Stored data:
----------------
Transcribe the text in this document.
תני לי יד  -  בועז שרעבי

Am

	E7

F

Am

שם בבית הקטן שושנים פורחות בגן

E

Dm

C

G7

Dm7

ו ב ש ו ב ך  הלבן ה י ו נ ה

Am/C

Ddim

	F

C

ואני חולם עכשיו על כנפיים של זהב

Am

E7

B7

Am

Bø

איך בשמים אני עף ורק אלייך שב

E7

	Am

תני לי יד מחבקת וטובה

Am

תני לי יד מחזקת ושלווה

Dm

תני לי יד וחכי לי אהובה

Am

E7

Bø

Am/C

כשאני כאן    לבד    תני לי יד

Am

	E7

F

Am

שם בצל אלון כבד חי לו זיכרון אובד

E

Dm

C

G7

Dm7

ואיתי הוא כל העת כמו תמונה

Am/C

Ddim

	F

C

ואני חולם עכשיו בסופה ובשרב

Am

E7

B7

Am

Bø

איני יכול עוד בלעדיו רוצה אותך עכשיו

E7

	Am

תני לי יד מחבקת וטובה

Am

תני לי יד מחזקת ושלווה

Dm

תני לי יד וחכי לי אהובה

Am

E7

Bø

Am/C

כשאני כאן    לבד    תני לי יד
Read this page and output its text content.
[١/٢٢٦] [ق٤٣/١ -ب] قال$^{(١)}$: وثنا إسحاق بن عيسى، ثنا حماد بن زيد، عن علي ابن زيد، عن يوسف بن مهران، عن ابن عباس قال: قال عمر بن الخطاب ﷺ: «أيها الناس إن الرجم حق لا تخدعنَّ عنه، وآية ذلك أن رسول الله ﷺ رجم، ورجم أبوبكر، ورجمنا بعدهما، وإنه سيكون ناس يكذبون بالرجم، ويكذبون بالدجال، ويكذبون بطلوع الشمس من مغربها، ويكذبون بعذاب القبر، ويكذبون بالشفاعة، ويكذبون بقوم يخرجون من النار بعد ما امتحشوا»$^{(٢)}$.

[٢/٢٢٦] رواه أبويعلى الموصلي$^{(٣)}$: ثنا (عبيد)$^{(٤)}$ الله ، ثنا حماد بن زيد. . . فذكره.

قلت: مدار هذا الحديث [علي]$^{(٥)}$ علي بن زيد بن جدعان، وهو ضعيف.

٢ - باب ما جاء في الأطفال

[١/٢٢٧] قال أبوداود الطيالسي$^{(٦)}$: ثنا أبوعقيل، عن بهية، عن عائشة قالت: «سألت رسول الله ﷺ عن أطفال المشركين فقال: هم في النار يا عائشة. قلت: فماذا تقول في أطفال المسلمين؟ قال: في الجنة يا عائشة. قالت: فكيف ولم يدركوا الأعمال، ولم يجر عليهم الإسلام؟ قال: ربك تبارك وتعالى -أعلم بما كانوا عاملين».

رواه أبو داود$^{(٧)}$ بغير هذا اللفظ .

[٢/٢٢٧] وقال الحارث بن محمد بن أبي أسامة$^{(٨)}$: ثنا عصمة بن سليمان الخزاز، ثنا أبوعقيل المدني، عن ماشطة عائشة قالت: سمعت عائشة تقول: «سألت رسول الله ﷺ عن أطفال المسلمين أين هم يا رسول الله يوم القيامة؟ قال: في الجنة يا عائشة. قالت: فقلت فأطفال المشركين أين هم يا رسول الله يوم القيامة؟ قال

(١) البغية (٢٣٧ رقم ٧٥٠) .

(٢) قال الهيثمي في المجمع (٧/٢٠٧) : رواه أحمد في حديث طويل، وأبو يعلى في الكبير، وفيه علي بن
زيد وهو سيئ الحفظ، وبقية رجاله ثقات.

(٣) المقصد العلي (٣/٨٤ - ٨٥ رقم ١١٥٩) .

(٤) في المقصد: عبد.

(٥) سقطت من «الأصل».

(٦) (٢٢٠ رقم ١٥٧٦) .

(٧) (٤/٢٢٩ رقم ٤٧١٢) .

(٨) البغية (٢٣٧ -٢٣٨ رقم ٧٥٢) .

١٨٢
----------------
**WRITTEN TASK**
Nothing should be left out: return all of the records exactly.

**EXERCISE SOLUTION**
Transcribe the text in this document.
תני לי יד  -  בועז שרעבי

Am

	E7

F

Am

שם בבית הקטן שושנים פורחות בגן

E

Dm

C

G7

Dm7

ו ב ש ו ב ך  הלבן ה י ו נ ה

Am/C

Ddim

	F

C

ואני חולם עכשיו על כנפיים של זהב

Am

E7

B7

Am

Bø

איך בשמים אני עף ורק אלייך שב

E7

	Am

תני לי יד מחבקת וטובה

Am

תני לי יד מחזקת ושלווה

Dm

תני לי יד וחכי לי אהובה

Am

E7

Bø

Am/C

כשאני כאן    לבד    תני לי יד

Am

	E7

F

Am

שם בצל אלון כבד חי לו זיכרון אובד

E

Dm

C

G7

Dm7

ואיתי הוא כל העת כמו תמונה

Am/C

Ddim

	F

C

ואני חולם עכשיו בסופה ובשרב

Am

E7

B7

Am

Bø

איני יכול עוד בלעדיו רוצה אותך עכשיו

E7

	Am

תני לי יד מחבקת וטובה

Am

תני לי יד מחזקת ושלווה

Dm

תני לי יד וחכי לי אהובה

Am

E7

Bø

Am/C

כשאני כאן    לבד    תני לי יד
Read this page and output its text content.
[١/٢٢٦] [ق٤٣/١ -ب] قال$^{(١)}$: وثنا إسحاق بن عيسى، ثنا حماد بن زيد، عن علي ابن زيد، عن يوسف بن مهران، عن ابن عباس قال: قال عمر بن الخطاب ﷺ: «أيها الناس إن الرجم حق لا تخدعنَّ عنه، وآية ذلك أن رسول الله ﷺ رجم، ورجم أبوبكر، ورجمنا بعدهما، وإنه سيكون ناس يكذبون بالرجم، ويكذبون بالدجال، ويكذبون بطلوع الشمس من مغربها، ويكذبون بعذاب القبر، ويكذبون بالشفاعة، ويكذبون بقوم يخرجون من النار بعد ما امتحشوا»$^{(٢)}$.

[٢/٢٢٦] رواه أبويعلى الموصلي$^{(٣)}$: ثنا (عبيد)$^{(٤)}$ الله ، ثنا حماد بن زيد. . . فذكره.

قلت: مدار هذا الحديث [علي]$^{(٥)}$ علي بن زيد بن جدعان، وهو ضعيف.

٢ - باب ما جاء في الأطفال

[١/٢٢٧] قال أبوداود الطيالسي$^{(٦)}$: ثنا أبوعقيل، عن بهية، عن عائشة قالت: «سألت رسول الله ﷺ عن أطفال المشركين فقال: هم في النار يا عائشة. قلت: فماذا تقول في أطفال المسلمين؟ قال: في الجنة يا عائشة. قالت: فكيف ولم يدركوا الأعمال، ولم يجر عليهم الإسلام؟ قال: ربك تبارك وتعالى -أعلم بما كانوا عاملين».

رواه أبو داود$^{(٧)}$ بغير هذا اللفظ .

[٢/٢٢٧] وقال الحارث بن محمد بن أبي أسامة$^{(٨)}$: ثنا عصمة بن سليمان الخزاز، ثنا أبوعقيل المدني، عن ماشطة عائشة قالت: سمعت عائشة تقول: «سألت رسول الله ﷺ عن أطفال المسلمين أين هم يا رسول الله يوم القيامة؟ قال: في الجنة يا عائشة. قالت: فقلت فأطفال المشركين أين هم يا رسول الله يوم القيامة؟ قال

(١) البغية (٢٣٧ رقم ٧٥٠) .

(٢) قال الهيثمي في المجمع (٧/٢٠٧) : رواه أحمد في حديث طويل، وأبو يعلى في الكبير، وفيه علي بن
زيد وهو سيئ الحفظ، وبقية رجاله ثقات.

(٣) المقصد العلي (٣/٨٤ - ٨٥ رقم ١١٥٩) .

(٤) في المقصد: عبد.

(٥) سقطت من «الأصل».

(٦) (٢٢٠ رقم ١٥٧٦) .

(٧) (٤/٢٢٩ رقم ٤٧١٢) .

(٨) البغية (٢٣٧ -٢٣٨ رقم ٧٥٢) .

١٨٢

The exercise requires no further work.